"""

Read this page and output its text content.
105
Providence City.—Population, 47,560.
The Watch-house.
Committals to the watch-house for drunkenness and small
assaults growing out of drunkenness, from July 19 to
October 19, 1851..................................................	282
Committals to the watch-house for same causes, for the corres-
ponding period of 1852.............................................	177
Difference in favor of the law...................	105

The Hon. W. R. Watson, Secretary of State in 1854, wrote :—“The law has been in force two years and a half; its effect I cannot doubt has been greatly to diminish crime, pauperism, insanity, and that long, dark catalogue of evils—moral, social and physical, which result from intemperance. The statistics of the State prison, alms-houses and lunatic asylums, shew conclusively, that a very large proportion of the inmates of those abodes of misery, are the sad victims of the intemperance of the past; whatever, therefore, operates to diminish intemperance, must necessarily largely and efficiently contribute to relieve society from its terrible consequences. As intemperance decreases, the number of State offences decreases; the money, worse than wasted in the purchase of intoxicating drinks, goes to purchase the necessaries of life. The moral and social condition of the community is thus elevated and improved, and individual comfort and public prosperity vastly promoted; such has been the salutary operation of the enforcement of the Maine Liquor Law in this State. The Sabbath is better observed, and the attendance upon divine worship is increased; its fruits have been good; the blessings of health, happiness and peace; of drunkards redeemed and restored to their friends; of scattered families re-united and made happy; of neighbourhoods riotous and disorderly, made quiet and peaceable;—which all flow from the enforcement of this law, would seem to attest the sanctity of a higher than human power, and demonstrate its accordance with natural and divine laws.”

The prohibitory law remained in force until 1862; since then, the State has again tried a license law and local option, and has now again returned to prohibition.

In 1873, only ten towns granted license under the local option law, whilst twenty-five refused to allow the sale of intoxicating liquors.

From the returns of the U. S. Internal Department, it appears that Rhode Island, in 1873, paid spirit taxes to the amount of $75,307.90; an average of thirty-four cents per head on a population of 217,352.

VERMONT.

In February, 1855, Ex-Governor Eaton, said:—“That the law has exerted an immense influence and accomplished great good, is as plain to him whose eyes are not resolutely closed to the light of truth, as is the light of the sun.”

"""

*Stated goal*. Give only the number of lines in the data that hold the word "drunkenness".

*The answer*. 2